Text block:
■ ■ ■
[petsc-dev] Pushing non-working code

Matthew Knepley knepley at gmail.com
Sun Feb 3 13:12:53 CST 2013


On Sun, Feb 3, 2013 at 2:04 PM, Jed Brown <jedbrown at mcs.anl.gov> wrote:

>
> On Sun, Feb 3, 2013 at 12:29 PM, Karl Rupp <rupp at mcs.anl.gov> wrote:
>
>> New developers are usually willing to adapt to the workflow of the
>> project anyways, particularly if it follows established 'best practices'.
>> 'Compile cleanly at high warning levels' is one of them, so we are not
>> proposing something radically new.
>
>
> With the widespread adoption of DVCS and tools like github and bitbucket,
> the concept of contributing to a project without direct push access is now
> completely mainstream. We already (slightly) scaled back push access in
> favor of mailing list review and the quality of patches went way up.
>
> As core project members, organizing our own work to be more reviewable and
> so that pushes are more complete makes the project easier for people to
> contribute to without direct push access.
>
> Note that in many "dictatorships", all patches, even "obviously correct"
> ones written by the dictator go through the same branch and subsequent
> merge. It doesn't really take more time, but it makes the project more
> transparent and makes it easier to keep track of what is happening.
■ ■ ■
Layout dataset entries
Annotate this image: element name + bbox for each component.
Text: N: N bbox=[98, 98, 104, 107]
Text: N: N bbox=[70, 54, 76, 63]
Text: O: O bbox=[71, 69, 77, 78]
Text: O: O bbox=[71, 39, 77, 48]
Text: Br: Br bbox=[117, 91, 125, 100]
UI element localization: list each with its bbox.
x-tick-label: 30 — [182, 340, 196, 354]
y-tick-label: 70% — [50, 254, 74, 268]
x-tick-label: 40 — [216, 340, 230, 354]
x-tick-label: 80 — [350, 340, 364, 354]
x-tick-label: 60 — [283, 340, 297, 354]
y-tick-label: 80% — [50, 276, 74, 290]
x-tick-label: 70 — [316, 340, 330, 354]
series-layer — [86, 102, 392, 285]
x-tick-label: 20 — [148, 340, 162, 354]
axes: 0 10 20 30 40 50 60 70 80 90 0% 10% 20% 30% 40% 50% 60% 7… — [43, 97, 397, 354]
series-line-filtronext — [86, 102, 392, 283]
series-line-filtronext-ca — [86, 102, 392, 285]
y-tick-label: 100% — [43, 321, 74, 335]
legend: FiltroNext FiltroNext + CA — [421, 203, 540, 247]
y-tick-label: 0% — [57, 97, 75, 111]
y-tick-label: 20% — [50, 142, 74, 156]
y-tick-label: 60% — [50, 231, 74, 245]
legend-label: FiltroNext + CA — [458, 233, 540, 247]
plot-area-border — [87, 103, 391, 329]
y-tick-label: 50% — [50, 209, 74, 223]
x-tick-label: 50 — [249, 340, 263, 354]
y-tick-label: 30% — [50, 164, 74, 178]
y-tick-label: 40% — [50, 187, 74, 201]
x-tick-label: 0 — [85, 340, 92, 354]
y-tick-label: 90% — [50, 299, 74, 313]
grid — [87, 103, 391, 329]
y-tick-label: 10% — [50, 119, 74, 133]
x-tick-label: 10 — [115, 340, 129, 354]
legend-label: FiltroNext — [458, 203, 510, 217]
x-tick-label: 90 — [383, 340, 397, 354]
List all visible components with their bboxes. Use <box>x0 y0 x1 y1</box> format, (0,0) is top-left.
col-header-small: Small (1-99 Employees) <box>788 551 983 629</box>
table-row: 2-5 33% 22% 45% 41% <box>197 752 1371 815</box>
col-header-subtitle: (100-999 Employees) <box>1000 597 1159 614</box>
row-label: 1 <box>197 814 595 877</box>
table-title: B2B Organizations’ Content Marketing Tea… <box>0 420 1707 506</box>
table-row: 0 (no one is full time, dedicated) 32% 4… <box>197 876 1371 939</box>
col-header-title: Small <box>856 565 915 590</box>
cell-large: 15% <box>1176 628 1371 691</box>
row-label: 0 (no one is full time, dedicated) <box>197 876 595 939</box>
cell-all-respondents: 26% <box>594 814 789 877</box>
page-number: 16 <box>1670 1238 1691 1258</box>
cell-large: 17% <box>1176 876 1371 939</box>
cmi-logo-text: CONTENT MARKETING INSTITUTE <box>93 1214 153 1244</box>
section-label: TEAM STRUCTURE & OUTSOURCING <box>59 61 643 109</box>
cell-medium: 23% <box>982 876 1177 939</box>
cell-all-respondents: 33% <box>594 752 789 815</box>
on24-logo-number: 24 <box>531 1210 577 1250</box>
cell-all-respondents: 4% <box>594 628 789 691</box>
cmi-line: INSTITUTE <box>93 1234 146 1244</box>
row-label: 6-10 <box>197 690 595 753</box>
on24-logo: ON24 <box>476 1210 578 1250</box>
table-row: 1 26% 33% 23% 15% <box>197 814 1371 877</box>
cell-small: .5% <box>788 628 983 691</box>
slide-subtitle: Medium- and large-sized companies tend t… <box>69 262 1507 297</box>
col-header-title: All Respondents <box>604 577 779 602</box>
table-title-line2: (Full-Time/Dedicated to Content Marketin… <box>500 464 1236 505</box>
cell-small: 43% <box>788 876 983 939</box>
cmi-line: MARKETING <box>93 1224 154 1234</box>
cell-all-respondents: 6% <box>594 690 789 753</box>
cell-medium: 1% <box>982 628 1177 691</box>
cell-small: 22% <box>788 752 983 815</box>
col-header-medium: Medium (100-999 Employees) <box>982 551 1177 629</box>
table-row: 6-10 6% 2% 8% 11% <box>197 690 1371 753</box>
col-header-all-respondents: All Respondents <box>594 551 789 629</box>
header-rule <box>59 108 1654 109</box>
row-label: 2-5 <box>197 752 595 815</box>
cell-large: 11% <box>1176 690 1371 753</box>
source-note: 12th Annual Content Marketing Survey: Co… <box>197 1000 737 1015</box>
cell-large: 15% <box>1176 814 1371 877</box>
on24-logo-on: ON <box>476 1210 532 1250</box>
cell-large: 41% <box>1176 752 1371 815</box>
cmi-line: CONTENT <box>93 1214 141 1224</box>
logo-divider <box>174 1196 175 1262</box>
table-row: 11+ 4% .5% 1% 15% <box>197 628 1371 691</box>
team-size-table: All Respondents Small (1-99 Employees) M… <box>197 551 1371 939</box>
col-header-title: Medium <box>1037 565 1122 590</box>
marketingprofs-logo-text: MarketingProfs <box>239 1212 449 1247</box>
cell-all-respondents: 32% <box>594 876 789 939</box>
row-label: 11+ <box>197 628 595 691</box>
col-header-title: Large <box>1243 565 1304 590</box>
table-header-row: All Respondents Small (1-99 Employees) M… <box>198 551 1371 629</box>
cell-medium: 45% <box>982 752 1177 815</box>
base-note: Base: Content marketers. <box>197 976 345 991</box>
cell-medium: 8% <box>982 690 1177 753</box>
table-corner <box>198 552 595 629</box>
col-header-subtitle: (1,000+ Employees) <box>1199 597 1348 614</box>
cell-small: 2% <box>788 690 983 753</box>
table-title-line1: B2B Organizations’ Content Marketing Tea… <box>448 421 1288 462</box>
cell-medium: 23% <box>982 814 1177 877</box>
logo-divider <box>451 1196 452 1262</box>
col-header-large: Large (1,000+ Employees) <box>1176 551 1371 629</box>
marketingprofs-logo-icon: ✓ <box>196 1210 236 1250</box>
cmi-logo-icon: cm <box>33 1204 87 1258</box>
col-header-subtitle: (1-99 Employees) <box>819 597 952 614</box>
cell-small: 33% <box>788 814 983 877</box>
■ ■ ■
Exercise: Reproduce the whole mailing list post on pushing non-working code word for word, from its subject line to its final sentence.

Exercise result:
[petsc-dev] Pushing non-working code

Matthew Knepley knepley at gmail.com
Sun Feb 3 13:12:53 CST 2013


On Sun, Feb 3, 2013 at 2:04 PM, Jed Brown <jedbrown at mcs.anl.gov> wrote:

>
> On Sun, Feb 3, 2013 at 12:29 PM, Karl Rupp <rupp at mcs.anl.gov> wrote:
>
>> New developers are usually willing to adapt to the workflow of the
>> project anyways, particularly if it follows established 'best practices'.
>> 'Compile cleanly at high warning levels' is one of them, so we are not
>> proposing something radically new.
>
>
> With the widespread adoption of DVCS and tools like github and bitbucket,
> the concept of contributing to a project without direct push access is now
> completely mainstream. We already (slightly) scaled back push access in
> favor of mailing list review and the quality of patches went way up.
>
> As core project members, organizing our own work to be more reviewable and
> so that pushes are more complete makes the project easier for people to
> contribute to without direct push access.
>
> Note that in many "dictatorships", all patches, even "obviously correct"
> ones written by the dictator go through the same branch and subsequent
> merge. It doesn't really take more time, but it makes the project more
> transparent and makes it easier to keep track of what is happening.